Required work:
Copy every entry precisely.

Record set:
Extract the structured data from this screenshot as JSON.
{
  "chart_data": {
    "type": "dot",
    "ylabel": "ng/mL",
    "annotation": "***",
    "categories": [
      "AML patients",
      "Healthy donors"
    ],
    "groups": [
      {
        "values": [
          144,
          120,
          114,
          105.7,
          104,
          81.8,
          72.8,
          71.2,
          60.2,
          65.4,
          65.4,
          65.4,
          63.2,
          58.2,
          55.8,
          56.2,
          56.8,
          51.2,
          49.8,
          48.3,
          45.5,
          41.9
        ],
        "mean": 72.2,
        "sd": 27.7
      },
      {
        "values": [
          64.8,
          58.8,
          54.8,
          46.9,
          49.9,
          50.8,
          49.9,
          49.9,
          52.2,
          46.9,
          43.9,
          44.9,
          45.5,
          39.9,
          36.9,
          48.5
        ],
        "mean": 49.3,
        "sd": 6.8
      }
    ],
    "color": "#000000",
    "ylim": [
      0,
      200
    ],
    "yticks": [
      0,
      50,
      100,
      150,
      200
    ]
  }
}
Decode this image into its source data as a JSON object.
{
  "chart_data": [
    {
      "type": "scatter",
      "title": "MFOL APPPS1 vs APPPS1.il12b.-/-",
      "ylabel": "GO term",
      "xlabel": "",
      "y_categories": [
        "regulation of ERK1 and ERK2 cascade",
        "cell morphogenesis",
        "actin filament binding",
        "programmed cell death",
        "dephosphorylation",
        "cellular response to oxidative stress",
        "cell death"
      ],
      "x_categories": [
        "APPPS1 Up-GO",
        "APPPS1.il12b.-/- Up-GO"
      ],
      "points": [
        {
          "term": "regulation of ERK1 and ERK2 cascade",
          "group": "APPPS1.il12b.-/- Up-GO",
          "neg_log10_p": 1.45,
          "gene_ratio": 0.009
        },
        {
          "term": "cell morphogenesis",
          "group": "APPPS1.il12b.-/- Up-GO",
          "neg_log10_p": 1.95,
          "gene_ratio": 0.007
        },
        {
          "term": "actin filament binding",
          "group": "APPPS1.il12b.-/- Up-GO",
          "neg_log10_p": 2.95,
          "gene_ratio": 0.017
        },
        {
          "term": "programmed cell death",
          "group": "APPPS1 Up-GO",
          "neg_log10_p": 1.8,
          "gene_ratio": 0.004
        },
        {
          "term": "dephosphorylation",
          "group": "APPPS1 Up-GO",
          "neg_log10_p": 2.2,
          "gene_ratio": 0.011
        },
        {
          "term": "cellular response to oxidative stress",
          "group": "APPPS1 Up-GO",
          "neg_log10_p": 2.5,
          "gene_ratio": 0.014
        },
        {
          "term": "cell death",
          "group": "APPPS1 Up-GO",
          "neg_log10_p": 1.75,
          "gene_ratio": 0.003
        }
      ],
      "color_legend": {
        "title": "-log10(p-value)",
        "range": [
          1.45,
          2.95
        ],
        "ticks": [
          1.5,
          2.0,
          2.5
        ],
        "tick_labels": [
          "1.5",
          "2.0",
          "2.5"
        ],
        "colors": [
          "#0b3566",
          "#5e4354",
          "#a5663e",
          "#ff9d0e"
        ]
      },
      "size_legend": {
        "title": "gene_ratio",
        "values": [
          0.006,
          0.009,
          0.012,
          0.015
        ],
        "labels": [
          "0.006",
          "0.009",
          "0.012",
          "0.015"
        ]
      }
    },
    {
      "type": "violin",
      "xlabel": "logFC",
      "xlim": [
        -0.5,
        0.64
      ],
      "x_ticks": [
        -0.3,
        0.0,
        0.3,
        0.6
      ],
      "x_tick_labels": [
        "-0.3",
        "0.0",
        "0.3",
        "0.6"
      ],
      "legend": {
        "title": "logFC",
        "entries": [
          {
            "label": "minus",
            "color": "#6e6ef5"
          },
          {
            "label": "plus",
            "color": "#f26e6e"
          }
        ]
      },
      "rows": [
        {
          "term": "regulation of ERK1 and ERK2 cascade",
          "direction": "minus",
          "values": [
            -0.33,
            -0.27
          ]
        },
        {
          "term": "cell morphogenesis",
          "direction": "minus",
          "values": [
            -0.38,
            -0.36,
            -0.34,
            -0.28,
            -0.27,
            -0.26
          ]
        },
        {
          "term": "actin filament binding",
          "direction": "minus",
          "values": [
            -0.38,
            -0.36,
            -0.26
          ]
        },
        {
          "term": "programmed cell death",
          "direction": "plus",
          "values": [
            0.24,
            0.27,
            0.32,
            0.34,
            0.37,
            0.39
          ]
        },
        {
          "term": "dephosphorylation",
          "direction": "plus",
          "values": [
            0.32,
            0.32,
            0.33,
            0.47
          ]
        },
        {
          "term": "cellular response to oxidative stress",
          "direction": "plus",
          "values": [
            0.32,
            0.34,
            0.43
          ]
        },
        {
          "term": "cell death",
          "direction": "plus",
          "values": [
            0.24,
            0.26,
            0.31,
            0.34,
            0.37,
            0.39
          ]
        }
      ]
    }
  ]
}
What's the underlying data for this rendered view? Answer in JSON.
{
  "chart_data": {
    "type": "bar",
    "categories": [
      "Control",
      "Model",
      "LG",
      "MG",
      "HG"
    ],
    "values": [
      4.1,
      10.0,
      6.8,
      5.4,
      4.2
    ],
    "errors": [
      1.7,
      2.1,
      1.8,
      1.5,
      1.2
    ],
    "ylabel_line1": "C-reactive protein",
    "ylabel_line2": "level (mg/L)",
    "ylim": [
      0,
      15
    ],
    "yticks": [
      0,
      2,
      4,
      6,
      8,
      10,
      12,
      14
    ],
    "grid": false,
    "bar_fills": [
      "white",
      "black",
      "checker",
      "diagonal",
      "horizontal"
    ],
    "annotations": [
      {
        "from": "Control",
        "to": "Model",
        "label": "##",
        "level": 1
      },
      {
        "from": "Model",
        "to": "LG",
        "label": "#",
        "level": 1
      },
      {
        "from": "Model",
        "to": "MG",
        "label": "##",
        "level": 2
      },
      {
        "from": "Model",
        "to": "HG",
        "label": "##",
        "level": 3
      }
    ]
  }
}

Result of the exercise:
Extract the structured data from this screenshot as JSON.
{
  "chart_data": {
    "type": "dot",
    "ylabel": "ng/mL",
    "annotation": "***",
    "categories": [
      "AML patients",
      "Healthy donors"
    ],
    "groups": [
      {
        "values": [
          144,
          120,
          114,
          105.7,
          104,
          81.8,
          72.8,
          71.2,
          60.2,
          65.4,
          65.4,
          65.4,
          63.2,
          58.2,
          55.8,
          56.2,
          56.8,
          51.2,
          49.8,
          48.3,
          45.5,
          41.9
        ],
        "mean": 72.2,
        "sd": 27.7
      },
      {
        "values": [
          64.8,
          58.8,
          54.8,
          46.9,
          49.9,
          50.8,
          49.9,
          49.9,
          52.2,
          46.9,
          43.9,
          44.9,
          45.5,
          39.9,
          36.9,
          48.5
        ],
        "mean": 49.3,
        "sd": 6.8
      }
    ],
    "color": "#000000",
    "ylim": [
      0,
      200
    ],
    "yticks": [
      0,
      50,
      100,
      150,
      200
    ]
  }
}
Decode this image into its source data as a JSON object.
{
  "chart_data": [
    {
      "type": "scatter",
      "title": "MFOL APPPS1 vs APPPS1.il12b.-/-",
      "ylabel": "GO term",
      "xlabel": "",
      "y_categories": [
        "regulation of ERK1 and ERK2 cascade",
        "cell morphogenesis",
        "actin filament binding",
        "programmed cell death",
        "dephosphorylation",
        "cellular response to oxidative stress",
        "cell death"
      ],
      "x_categories": [
        "APPPS1 Up-GO",
        "APPPS1.il12b.-/- Up-GO"
      ],
      "points": [
        {
          "term": "regulation of ERK1 and ERK2 cascade",
          "group": "APPPS1.il12b.-/- Up-GO",
          "neg_log10_p": 1.45,
          "gene_ratio": 0.009
        },
        {
          "term": "cell morphogenesis",
          "group": "APPPS1.il12b.-/- Up-GO",
          "neg_log10_p": 1.95,
          "gene_ratio": 0.007
        },
        {
          "term": "actin filament binding",
          "group": "APPPS1.il12b.-/- Up-GO",
          "neg_log10_p": 2.95,
          "gene_ratio": 0.017
        },
        {
          "term": "programmed cell death",
          "group": "APPPS1 Up-GO",
          "neg_log10_p": 1.8,
          "gene_ratio": 0.004
        },
        {
          "term": "dephosphorylation",
          "group": "APPPS1 Up-GO",
          "neg_log10_p": 2.2,
          "gene_ratio": 0.011
        },
        {
          "term": "cellular response to oxidative stress",
          "group": "APPPS1 Up-GO",
          "neg_log10_p": 2.5,
          "gene_ratio": 0.014
        },
        {
          "term": "cell death",
          "group": "APPPS1 Up-GO",
          "neg_log10_p": 1.75,
          "gene_ratio": 0.003
        }
      ],
      "color_legend": {
        "title": "-log10(p-value)",
        "range": [
          1.45,
          2.95
        ],
        "ticks": [
          1.5,
          2.0,
          2.5
        ],
        "tick_labels": [
          "1.5",
          "2.0",
          "2.5"
        ],
        "colors": [
          "#0b3566",
          "#5e4354",
          "#a5663e",
          "#ff9d0e"
        ]
      },
      "size_legend": {
        "title": "gene_ratio",
        "values": [
          0.006,
          0.009,
          0.012,
          0.015
        ],
        "labels": [
          "0.006",
          "0.009",
          "0.012",
          "0.015"
        ]
      }
    },
    {
      "type": "violin",
      "xlabel": "logFC",
      "xlim": [
        -0.5,
        0.64
      ],
      "x_ticks": [
        -0.3,
        0.0,
        0.3,
        0.6
      ],
      "x_tick_labels": [
        "-0.3",
        "0.0",
        "0.3",
        "0.6"
      ],
      "legend": {
        "title": "logFC",
        "entries": [
          {
            "label": "minus",
            "color": "#6e6ef5"
          },
          {
            "label": "plus",
            "color": "#f26e6e"
          }
        ]
      },
      "rows": [
        {
          "term": "regulation of ERK1 and ERK2 cascade",
          "direction": "minus",
          "values": [
            -0.33,
            -0.27
          ]
        },
        {
          "term": "cell morphogenesis",
          "direction": "minus",
          "values": [
            -0.38,
            -0.36,
            -0.34,
            -0.28,
            -0.27,
            -0.26
          ]
        },
        {
          "term": "actin filament binding",
          "direction": "minus",
          "values": [
            -0.38,
            -0.36,
            -0.26
          ]
        },
        {
          "term": "programmed cell death",
          "direction": "plus",
          "values": [
            0.24,
            0.27,
            0.32,
            0.34,
            0.37,
            0.39
          ]
        },
        {
          "term": "dephosphorylation",
          "direction": "plus",
          "values": [
            0.32,
            0.32,
            0.33,
            0.47
          ]
        },
        {
          "term": "cellular response to oxidative stress",
          "direction": "plus",
          "values": [
            0.32,
            0.34,
            0.43
          ]
        },
        {
          "term": "cell death",
          "direction": "plus",
          "values": [
            0.24,
            0.26,
            0.31,
            0.34,
            0.37,
            0.39
          ]
        }
      ]
    }
  ]
}
What's the underlying data for this rendered view? Answer in JSON.
{
  "chart_data": {
    "type": "bar",
    "categories": [
      "Control",
      "Model",
      "LG",
      "MG",
      "HG"
    ],
    "values": [
      4.1,
      10.0,
      6.8,
      5.4,
      4.2
    ],
    "errors": [
      1.7,
      2.1,
      1.8,
      1.5,
      1.2
    ],
    "ylabel_line1": "C-reactive protein",
    "ylabel_line2": "level (mg/L)",
    "ylim": [
      0,
      15
    ],
    "yticks": [
      0,
      2,
      4,
      6,
      8,
      10,
      12,
      14
    ],
    "grid": false,
    "bar_fills": [
      "white",
      "black",
      "checker",
      "diagonal",
      "horizontal"
    ],
    "annotations": [
      {
        "from": "Control",
        "to": "Model",
        "label": "##",
        "level": 1
      },
      {
        "from": "Model",
        "to": "LG",
        "label": "#",
        "level": 1
      },
      {
        "from": "Model",
        "to": "MG",
        "label": "##",
        "level": 2
      },
      {
        "from": "Model",
        "to": "HG",
        "label": "##",
        "level": 3
      }
    ]
  }
}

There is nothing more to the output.